◆ **TEXT SEGMENT**:
1. Previous question, regarding to your LR system: do Land Registrars or Land Registries carry out a legal scrutiny or assessment of the documents or applications submitted or (conversely) are registered without a previous examination?
Applications are scrutinised to ensure they comply with legal requirements relating to land law and registration. The Land Registry will need to be satisfied that the transaction and the documents are valid in order to avoid any mistakes in the register. If there is a mistake in the register the Land Registry will be liable to pay indemnity to a person who suffers loss as a result of the mistake or rectification of the mistake.
2. What does the object of the LR assessment consist of? Are the documents presented and the content of the registration books or land books (or any other books or lists of your LR organisation) the only elements that land registrars bear in mind for carrying out their assessment and then to accept registration or not? What is the situation in your LR system? (In any case, please, indicate which of these means are able to support the land registrars’ assessment and which aren’t able or select some of these cases, or otherwise take them as basis to answer.)
In England and Wales we can request additional documents and evidence if we think it is necessary or desirable, or serve any notice, and we can refuse to complete or proceed with an application until we have received the documents or evidence, or until notice has been served and time has been given to respond (rule 17, Land Registration Rules 2003). The same applies for both first registrations and transactions with registered land. It follows that we can look at not only the documents supplied to us, but also historic registers, plans, documents and anything else that might be relevant.
3. Otherwise, the correct answer with respect to your LR assessment would be:
LR system does not accept documents that don’t fulfil all legal requirements.
We can cancel applications if they are substantially defective, either on receipt or at any time thereafter. We will normally raise requisitions, to give the applicant the opportunity to remedy any defects in the application, but if they do not do so within a reasonable time, the application can be cancelled.

◆ **RAW DATA**:
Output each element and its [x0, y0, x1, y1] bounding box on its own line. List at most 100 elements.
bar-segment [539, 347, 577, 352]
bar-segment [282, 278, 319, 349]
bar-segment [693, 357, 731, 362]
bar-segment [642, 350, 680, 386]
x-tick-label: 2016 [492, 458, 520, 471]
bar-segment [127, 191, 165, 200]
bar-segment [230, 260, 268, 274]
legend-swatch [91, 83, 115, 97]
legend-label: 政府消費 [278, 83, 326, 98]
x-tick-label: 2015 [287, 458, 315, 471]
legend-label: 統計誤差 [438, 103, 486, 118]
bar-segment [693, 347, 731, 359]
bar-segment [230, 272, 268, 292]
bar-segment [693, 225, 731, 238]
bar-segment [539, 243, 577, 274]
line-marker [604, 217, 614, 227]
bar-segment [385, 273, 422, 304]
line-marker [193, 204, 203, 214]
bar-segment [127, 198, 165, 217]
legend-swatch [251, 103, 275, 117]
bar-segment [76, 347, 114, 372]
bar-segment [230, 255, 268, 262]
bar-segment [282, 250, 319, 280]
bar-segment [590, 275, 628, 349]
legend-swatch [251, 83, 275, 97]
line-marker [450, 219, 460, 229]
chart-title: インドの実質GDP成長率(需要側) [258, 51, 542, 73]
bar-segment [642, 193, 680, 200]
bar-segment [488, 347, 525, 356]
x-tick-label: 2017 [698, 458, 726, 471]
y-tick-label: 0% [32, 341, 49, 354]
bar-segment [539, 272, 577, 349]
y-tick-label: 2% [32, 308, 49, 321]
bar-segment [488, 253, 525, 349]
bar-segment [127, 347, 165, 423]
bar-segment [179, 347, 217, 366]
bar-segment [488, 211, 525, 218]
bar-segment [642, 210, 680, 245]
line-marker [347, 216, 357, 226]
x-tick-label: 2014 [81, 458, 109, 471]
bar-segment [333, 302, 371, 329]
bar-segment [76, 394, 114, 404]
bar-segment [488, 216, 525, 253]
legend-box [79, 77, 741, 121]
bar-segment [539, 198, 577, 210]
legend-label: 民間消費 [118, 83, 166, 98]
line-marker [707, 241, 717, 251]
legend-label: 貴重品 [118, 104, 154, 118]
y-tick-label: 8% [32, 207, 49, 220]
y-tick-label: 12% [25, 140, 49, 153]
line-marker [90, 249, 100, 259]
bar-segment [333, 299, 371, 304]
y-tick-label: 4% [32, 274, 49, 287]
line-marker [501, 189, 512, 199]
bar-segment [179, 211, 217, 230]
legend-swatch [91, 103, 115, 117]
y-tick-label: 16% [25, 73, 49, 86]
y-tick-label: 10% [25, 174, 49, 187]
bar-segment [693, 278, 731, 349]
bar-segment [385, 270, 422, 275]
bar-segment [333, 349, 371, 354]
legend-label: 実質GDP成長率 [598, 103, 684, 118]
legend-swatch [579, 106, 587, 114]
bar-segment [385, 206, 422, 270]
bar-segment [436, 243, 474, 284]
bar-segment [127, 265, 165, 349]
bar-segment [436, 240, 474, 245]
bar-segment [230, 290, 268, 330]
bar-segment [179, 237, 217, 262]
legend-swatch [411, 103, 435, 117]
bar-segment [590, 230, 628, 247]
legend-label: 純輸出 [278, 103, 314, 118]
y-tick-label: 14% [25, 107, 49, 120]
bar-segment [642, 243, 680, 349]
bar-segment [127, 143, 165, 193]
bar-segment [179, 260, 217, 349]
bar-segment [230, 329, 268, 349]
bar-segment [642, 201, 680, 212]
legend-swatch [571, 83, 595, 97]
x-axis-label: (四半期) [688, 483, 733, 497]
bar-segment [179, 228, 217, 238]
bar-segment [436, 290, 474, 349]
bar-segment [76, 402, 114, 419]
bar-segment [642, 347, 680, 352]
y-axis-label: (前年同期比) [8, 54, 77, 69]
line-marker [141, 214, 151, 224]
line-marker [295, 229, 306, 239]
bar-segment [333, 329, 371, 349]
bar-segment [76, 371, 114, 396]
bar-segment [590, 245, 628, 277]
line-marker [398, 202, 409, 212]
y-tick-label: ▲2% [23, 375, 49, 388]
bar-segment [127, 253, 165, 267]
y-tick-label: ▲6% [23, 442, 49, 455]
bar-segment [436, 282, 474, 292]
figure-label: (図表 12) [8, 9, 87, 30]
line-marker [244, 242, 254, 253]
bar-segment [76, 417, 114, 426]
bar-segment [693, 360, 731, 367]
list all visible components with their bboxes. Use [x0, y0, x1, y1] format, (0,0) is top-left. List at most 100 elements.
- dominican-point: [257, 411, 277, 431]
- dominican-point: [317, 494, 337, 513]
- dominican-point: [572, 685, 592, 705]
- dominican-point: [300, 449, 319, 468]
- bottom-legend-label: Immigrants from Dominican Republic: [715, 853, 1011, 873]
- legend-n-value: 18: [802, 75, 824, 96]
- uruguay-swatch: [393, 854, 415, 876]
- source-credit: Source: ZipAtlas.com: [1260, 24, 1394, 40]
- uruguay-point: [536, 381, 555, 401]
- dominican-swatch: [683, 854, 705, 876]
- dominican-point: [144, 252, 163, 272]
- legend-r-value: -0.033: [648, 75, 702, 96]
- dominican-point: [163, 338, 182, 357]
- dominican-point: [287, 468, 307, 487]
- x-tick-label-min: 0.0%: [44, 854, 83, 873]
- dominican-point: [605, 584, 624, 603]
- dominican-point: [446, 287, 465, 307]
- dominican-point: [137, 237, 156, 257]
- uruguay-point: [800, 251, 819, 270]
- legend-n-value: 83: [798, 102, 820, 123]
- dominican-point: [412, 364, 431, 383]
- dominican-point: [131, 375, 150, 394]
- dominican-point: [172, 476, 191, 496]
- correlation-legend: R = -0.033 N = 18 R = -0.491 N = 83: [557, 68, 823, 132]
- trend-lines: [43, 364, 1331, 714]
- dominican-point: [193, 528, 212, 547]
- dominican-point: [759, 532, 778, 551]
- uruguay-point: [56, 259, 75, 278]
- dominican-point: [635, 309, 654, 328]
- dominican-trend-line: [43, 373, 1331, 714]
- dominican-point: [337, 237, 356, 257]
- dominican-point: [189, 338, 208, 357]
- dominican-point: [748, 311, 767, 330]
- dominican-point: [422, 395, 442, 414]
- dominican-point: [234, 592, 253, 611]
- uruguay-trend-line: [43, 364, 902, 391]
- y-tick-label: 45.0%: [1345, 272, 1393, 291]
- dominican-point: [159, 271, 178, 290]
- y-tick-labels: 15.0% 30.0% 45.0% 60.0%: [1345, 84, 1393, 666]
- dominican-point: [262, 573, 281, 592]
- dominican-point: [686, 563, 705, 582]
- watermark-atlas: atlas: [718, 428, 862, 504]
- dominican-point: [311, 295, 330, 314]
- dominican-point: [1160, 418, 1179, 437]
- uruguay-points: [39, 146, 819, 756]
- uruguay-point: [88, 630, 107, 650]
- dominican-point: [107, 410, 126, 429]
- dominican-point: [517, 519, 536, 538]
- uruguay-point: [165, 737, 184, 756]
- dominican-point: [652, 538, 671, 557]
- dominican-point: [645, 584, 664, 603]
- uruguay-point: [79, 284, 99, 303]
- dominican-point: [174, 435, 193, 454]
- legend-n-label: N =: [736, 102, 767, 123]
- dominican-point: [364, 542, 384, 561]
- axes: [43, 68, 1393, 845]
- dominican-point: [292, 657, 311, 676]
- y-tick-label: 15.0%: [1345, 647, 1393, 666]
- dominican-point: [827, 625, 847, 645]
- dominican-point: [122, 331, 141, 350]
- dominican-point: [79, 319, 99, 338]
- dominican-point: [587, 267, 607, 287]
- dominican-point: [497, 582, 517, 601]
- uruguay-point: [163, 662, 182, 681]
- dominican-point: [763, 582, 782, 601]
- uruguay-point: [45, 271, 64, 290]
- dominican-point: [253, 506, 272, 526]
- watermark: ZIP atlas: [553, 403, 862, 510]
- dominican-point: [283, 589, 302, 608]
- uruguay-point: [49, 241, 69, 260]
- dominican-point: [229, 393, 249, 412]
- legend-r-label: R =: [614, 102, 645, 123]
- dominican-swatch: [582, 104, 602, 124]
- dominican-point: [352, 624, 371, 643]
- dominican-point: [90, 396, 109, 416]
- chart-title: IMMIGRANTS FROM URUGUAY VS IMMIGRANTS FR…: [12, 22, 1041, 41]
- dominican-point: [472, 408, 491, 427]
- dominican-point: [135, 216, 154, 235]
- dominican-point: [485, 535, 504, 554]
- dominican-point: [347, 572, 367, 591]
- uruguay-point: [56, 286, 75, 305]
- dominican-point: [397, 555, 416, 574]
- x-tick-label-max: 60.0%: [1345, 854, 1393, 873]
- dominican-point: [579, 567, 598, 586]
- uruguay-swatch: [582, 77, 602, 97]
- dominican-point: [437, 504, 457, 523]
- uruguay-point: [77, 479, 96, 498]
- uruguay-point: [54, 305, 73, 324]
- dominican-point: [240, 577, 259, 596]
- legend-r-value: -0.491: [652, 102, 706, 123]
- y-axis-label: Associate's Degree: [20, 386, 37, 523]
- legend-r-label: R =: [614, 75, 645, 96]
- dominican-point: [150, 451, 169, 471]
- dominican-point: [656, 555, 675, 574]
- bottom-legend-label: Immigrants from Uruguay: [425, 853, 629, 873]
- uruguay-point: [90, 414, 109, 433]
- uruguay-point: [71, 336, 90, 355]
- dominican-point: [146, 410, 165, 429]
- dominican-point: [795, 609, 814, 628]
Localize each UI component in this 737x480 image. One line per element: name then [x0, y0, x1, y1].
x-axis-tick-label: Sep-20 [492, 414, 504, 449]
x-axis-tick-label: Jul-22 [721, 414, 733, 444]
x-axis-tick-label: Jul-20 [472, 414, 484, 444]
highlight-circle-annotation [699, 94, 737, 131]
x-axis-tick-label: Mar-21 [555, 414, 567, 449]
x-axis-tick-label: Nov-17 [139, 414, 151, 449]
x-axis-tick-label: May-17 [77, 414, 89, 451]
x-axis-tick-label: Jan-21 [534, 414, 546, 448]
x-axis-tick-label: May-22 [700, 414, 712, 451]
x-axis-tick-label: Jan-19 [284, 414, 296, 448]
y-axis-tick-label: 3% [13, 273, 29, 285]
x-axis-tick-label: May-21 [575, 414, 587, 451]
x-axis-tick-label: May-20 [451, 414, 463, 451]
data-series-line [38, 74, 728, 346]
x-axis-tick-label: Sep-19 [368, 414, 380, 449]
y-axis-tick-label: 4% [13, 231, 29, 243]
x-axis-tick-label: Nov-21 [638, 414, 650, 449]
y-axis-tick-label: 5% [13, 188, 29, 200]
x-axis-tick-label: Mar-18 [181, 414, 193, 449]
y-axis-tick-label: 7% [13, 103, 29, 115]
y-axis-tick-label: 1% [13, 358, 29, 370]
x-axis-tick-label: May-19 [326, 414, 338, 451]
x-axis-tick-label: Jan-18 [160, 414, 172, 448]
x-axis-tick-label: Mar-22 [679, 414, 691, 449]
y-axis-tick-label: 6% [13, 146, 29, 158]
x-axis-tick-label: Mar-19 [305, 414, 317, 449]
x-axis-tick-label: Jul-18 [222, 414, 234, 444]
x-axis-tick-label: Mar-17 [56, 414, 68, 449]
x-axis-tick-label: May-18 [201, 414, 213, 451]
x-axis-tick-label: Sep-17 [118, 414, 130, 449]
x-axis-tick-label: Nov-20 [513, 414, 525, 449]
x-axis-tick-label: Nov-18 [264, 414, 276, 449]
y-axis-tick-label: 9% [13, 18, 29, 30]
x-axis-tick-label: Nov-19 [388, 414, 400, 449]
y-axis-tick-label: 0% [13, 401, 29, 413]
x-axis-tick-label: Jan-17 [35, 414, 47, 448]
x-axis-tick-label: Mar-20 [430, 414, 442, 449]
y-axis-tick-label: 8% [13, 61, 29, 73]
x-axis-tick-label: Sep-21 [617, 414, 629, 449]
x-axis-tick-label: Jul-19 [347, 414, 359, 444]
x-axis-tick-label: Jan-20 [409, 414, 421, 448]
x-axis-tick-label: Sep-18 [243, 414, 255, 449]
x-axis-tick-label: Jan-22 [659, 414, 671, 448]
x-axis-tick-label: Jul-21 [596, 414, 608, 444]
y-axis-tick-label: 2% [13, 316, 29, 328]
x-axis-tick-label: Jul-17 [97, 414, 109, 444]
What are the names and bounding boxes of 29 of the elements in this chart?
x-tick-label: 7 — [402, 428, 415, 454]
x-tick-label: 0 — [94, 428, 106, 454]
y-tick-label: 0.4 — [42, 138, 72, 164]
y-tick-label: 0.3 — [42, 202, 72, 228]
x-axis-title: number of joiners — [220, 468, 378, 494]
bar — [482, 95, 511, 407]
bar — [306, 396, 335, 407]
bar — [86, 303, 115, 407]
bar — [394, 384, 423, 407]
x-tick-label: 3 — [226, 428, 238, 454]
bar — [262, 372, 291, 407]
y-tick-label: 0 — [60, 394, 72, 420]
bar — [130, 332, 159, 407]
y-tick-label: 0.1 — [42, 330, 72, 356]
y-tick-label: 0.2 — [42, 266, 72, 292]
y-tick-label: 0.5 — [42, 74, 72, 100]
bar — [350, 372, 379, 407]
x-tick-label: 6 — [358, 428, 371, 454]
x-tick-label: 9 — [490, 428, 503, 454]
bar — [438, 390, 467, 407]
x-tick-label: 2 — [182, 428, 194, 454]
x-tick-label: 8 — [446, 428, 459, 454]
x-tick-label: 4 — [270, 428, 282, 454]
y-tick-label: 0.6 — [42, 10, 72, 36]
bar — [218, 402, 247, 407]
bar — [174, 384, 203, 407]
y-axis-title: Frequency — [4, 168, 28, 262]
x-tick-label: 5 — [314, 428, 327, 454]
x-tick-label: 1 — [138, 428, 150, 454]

◆ **EXERCISE PROMPT**:
Continue the questionnaire on land registry scrutiny in England and Wales, above the lines, starting after its final sentence.

◆ **TASK ANSWER**:
4. A specific case: let’s consider an application for registration based on a document or deed with lack of legal prerequisites. What would your LR response be?
See reply to 3 above.
5. In case of rejection or abeyance of a document, does your system provide legal possibilities to request a review to the parties or stakeholders? Do they have legal possibilities of appealing the Land registers’ decision? Please, describe the procedures if applicable.
It will depend on the reasons for rejection or delay.
Normally there is no appeal for rejection of an application by the registrar if an application is substantially defective. However, it is always open to an applicant to apply for judicial review. A claim for judicial review means a claim to review the lawfulness of:
– an enactment; or
– a decision, action or failure to act in relation to the exercise of a public function.
However, it will probably be easier for the applicant to simply remedy the defect.
If there is an objection to the application, the registrar cannot complete the application until the objection has been disposed of. The Land Registry will encourage the disputing parties to negotiate and try to come to an agreement, but if an agreement is not possible, the dispute must be referred to the Property Division of the First Tier Tribunal, a specialist independent court for dealing with property disputes.
6. Must registrars or LR offices do their assessment within deadlines? If applicable, is it mandatory for registrars in charge or is it rather a guideline?
There are no deadlines or guidelines when it comes to disputes. In other applications, we try to dispose of cases as fast as reasonably possible and we have internal efficiency targets that are reviewed annually.